REQUIREMENTS:
Search the data for the word "this" and copy every line where it occurs.

RECORDS SHOWN:
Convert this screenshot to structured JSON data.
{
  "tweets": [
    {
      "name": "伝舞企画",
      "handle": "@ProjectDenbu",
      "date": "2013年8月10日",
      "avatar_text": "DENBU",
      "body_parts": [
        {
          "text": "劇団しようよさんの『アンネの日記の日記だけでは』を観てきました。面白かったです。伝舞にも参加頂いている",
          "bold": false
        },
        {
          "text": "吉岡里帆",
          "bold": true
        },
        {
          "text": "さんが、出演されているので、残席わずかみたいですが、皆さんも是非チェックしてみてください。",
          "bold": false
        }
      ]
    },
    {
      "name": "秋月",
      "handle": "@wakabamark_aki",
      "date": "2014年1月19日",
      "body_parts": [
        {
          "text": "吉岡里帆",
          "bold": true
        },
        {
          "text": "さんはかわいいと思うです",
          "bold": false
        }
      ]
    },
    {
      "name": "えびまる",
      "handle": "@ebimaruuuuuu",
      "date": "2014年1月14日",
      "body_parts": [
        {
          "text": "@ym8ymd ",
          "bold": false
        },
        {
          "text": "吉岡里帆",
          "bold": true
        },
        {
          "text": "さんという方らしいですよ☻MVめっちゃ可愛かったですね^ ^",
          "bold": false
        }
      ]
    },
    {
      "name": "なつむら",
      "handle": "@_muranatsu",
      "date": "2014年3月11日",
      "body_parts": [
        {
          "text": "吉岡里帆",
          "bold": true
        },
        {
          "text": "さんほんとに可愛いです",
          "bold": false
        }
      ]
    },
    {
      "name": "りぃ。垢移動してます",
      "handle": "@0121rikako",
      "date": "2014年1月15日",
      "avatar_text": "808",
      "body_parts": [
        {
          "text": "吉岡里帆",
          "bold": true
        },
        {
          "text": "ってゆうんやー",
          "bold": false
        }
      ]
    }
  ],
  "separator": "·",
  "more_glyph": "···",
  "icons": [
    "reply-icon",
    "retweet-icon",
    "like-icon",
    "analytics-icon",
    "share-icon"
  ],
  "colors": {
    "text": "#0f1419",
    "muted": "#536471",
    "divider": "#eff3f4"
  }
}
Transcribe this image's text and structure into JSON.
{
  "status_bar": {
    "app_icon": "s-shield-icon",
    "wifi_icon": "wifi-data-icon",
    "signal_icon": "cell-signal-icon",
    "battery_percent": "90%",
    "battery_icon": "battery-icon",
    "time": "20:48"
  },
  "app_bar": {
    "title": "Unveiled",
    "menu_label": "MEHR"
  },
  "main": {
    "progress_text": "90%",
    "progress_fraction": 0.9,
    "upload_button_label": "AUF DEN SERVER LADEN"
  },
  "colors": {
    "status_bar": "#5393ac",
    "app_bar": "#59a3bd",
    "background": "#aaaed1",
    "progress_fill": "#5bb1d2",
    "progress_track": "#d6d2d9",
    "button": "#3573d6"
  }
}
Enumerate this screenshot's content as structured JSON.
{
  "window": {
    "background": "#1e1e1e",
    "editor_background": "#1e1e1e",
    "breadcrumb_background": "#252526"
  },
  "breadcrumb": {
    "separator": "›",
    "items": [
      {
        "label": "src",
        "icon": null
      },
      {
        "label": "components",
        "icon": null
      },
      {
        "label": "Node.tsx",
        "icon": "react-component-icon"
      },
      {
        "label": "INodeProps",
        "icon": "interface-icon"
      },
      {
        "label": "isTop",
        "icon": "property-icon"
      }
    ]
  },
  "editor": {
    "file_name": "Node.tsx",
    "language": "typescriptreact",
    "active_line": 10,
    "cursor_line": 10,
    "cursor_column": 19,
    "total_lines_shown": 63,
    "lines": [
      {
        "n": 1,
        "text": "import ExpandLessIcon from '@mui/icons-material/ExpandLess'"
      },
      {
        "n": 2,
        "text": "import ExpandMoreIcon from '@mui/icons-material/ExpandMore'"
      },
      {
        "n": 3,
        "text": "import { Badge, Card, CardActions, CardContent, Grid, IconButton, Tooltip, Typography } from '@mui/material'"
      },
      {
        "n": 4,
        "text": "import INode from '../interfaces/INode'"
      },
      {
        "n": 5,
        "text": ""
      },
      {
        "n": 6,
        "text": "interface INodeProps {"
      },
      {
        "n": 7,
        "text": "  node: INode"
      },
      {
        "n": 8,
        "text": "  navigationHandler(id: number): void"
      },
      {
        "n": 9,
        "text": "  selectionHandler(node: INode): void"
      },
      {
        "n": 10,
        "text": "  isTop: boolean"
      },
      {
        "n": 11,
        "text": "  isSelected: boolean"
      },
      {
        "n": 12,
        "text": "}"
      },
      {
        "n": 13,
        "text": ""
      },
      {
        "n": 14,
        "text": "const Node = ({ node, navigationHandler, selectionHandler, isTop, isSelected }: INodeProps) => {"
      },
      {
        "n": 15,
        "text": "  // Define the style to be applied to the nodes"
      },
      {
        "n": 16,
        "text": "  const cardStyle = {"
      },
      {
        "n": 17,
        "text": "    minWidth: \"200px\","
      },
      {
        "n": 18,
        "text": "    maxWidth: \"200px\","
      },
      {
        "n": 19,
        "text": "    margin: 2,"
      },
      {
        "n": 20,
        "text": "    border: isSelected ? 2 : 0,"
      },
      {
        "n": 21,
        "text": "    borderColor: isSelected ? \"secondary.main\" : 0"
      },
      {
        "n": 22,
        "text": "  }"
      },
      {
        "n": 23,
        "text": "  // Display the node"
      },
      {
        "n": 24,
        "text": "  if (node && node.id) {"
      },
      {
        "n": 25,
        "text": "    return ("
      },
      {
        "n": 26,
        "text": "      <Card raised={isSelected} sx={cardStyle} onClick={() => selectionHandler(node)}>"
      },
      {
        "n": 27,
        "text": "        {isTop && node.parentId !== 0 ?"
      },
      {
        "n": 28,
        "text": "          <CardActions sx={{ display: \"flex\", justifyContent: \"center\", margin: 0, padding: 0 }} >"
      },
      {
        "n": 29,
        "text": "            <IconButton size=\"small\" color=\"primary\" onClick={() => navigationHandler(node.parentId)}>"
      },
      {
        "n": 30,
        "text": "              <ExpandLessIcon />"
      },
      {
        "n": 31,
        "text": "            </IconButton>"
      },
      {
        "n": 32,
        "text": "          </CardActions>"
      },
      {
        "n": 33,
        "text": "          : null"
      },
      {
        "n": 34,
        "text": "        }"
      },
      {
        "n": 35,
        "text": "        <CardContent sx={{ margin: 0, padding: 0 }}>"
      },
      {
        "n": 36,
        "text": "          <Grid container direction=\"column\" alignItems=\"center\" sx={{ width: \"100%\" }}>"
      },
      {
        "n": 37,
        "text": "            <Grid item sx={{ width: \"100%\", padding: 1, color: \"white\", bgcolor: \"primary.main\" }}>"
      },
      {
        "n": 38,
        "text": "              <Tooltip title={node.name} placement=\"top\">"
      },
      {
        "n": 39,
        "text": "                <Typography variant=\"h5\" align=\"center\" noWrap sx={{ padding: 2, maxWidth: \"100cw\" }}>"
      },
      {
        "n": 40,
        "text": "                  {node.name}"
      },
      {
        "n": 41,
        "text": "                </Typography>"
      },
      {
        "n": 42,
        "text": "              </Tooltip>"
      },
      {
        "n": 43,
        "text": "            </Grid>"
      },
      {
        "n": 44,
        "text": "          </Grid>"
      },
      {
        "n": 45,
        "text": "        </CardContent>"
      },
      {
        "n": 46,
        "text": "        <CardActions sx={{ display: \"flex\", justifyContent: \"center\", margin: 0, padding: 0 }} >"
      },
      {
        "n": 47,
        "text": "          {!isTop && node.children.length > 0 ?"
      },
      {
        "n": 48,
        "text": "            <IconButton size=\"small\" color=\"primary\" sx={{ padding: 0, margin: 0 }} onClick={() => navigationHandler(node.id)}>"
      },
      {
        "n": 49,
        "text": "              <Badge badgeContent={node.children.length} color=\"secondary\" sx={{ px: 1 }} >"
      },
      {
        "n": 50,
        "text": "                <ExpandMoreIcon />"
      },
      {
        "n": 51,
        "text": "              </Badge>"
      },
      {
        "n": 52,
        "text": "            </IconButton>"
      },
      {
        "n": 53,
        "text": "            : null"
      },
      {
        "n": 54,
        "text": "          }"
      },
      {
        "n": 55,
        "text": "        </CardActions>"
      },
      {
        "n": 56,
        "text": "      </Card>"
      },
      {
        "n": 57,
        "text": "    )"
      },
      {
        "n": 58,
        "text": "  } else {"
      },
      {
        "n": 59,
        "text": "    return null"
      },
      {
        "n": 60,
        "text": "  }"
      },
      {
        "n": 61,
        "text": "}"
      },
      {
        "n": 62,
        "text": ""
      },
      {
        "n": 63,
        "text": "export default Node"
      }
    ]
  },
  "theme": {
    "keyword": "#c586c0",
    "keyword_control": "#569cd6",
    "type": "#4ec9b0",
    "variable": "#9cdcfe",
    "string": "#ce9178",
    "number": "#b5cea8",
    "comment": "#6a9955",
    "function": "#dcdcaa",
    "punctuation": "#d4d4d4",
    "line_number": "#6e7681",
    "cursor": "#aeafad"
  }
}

RESPONSE TO THE EXERCISE:
Convert this screenshot to structured JSON data.
Transcribe this image's text and structure into JSON.
Enumerate this screenshot's content as structured JSON.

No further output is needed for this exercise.